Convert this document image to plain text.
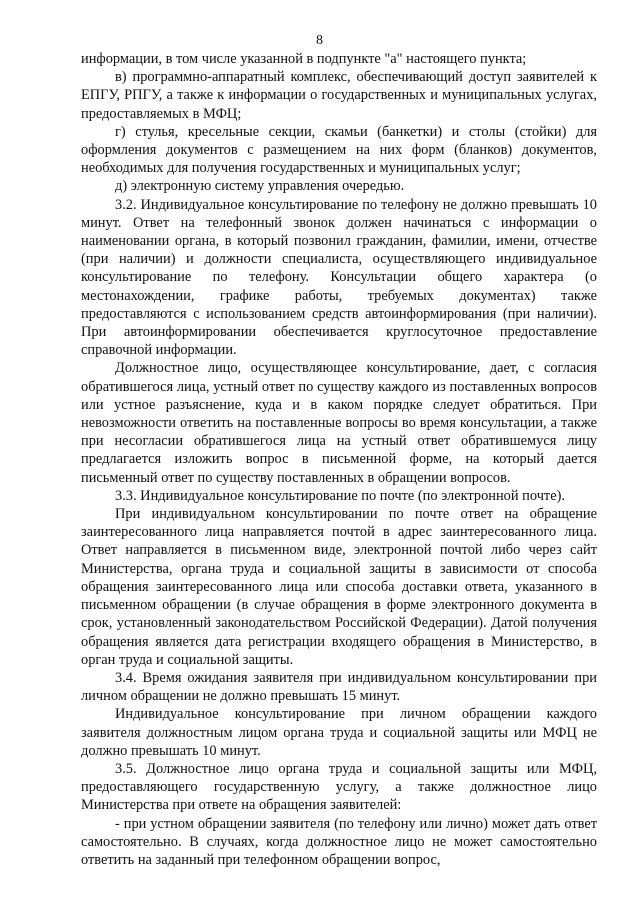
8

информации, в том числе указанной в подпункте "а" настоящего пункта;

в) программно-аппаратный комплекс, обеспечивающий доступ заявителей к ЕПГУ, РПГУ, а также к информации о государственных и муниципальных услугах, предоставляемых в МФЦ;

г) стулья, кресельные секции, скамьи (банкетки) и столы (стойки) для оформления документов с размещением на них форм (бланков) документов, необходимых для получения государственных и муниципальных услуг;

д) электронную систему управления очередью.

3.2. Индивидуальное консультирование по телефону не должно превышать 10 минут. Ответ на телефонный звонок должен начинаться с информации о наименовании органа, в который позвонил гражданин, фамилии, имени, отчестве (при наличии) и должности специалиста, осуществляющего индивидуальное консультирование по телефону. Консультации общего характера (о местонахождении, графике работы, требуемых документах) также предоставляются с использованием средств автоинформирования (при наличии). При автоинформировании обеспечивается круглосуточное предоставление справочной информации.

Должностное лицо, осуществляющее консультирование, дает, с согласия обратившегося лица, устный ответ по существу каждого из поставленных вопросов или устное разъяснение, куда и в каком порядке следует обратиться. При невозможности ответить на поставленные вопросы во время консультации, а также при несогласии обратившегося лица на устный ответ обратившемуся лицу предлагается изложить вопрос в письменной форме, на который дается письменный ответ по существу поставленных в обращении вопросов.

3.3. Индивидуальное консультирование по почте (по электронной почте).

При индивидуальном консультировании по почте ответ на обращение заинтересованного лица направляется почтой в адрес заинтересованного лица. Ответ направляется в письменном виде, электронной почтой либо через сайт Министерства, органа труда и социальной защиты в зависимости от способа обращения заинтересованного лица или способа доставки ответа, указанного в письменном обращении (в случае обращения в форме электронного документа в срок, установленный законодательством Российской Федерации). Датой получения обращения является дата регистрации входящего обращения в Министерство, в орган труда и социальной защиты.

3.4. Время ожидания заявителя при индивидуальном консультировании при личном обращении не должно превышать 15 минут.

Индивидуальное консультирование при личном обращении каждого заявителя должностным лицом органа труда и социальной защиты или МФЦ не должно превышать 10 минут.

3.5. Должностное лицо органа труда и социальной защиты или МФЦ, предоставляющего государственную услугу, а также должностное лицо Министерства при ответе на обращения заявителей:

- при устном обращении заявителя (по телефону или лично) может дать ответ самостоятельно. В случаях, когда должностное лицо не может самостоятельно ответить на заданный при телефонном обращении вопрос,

*What is being asked*
In the entries above, count each line that holds "который". Give the total and nothing else.

*The response*
2